Goal —
Gather all lines in the data that hold the string "ἀντὶ".

* BEGIN Provided information *

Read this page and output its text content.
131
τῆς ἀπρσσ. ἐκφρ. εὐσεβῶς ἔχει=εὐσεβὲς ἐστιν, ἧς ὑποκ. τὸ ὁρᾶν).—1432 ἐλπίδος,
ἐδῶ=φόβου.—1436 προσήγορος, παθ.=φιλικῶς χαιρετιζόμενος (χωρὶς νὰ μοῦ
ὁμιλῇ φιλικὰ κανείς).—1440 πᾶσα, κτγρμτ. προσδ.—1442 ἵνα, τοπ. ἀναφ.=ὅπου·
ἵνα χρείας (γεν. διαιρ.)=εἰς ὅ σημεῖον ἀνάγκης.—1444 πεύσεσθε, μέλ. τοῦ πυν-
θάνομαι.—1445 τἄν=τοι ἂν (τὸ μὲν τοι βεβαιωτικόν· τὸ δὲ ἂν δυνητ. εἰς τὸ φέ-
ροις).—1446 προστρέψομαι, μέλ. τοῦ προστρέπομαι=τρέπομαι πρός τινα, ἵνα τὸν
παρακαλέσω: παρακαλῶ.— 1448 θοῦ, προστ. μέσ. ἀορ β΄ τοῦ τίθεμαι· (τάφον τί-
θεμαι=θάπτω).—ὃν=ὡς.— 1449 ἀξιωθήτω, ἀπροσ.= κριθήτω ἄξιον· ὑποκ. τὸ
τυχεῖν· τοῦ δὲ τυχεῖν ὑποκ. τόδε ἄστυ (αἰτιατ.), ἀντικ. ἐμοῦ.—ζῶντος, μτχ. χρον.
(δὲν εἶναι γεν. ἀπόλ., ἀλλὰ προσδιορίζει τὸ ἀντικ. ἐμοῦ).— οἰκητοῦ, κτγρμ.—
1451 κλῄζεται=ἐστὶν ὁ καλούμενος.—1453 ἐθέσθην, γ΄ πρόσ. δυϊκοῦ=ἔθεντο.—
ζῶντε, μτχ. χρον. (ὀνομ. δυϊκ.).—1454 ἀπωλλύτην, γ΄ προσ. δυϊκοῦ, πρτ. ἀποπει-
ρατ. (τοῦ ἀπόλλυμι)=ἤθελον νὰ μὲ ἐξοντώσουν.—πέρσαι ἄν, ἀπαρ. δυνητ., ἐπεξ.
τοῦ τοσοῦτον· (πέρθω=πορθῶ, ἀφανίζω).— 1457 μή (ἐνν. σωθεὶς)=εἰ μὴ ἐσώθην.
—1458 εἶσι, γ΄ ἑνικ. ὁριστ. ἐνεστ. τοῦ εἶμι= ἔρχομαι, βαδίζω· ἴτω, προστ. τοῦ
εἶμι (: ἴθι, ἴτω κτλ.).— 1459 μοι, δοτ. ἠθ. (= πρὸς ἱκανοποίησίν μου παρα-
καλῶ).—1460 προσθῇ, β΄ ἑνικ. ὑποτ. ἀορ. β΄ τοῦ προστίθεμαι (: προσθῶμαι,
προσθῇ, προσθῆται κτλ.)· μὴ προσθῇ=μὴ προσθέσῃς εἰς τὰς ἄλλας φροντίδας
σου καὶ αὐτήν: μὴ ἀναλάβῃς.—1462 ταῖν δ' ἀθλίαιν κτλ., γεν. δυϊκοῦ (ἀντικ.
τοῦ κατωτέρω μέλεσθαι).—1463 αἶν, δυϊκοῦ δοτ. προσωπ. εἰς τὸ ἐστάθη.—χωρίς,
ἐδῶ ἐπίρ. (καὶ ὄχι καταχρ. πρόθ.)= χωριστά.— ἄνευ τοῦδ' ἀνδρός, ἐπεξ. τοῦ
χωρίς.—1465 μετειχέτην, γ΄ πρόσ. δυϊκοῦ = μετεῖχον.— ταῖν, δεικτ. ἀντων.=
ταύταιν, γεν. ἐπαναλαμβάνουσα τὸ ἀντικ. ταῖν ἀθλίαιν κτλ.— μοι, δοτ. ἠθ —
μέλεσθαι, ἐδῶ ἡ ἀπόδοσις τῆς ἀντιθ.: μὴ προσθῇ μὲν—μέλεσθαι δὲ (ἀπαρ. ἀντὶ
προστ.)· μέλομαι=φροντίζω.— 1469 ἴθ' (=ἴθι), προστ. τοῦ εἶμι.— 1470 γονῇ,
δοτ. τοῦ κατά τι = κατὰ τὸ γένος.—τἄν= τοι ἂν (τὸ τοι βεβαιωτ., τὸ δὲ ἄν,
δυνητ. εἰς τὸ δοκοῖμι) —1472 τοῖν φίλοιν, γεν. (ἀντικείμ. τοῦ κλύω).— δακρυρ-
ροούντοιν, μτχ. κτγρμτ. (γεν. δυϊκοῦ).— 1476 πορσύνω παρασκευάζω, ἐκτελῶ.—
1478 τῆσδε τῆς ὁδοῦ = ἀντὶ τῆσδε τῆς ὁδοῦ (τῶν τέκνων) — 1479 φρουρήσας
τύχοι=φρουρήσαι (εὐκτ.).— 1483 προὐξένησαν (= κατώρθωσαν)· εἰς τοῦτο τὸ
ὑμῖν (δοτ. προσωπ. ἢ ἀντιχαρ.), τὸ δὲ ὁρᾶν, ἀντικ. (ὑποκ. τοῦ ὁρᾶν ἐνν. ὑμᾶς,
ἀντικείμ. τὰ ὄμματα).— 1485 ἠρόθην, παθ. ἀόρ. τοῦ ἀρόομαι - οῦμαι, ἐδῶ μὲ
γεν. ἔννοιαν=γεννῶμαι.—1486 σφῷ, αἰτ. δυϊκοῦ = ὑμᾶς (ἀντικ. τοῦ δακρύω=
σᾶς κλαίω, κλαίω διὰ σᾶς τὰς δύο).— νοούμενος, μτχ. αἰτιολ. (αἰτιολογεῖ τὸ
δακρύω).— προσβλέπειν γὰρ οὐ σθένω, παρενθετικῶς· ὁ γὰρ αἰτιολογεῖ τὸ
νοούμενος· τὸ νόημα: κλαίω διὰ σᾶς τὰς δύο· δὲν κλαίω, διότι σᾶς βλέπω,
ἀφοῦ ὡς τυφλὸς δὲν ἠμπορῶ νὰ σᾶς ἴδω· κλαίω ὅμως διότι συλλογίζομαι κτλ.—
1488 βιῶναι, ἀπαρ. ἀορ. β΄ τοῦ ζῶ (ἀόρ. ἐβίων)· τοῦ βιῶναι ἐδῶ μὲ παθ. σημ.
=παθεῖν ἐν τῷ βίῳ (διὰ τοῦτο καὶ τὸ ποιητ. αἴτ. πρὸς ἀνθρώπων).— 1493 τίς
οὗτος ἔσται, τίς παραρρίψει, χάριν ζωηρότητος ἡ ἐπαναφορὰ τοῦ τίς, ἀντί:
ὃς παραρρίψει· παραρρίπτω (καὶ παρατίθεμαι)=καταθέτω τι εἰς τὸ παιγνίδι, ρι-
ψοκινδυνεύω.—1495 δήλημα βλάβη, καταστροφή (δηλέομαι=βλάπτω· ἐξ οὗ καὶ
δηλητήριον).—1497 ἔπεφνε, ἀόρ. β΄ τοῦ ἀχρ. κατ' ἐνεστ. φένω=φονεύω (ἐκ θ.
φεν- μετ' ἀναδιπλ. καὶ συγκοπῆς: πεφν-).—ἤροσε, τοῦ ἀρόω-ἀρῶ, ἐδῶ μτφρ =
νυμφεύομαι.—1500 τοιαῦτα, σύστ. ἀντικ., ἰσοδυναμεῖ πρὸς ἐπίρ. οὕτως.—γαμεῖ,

* END Provided information *

Correct response —
μέλεσθαι, ἐδῶ ἡ ἀπόδοσις τῆς ἀντιθ.: μὴ προσθῇ μὲν—μέλεσθαι δὲ (ἀπαρ. ἀντὶ
1478 τῆσδε τῆς ὁδοῦ = ἀντὶ τῆσδε τῆς ὁδοῦ (τῶν τέκνων) — 1479 φρουρήσας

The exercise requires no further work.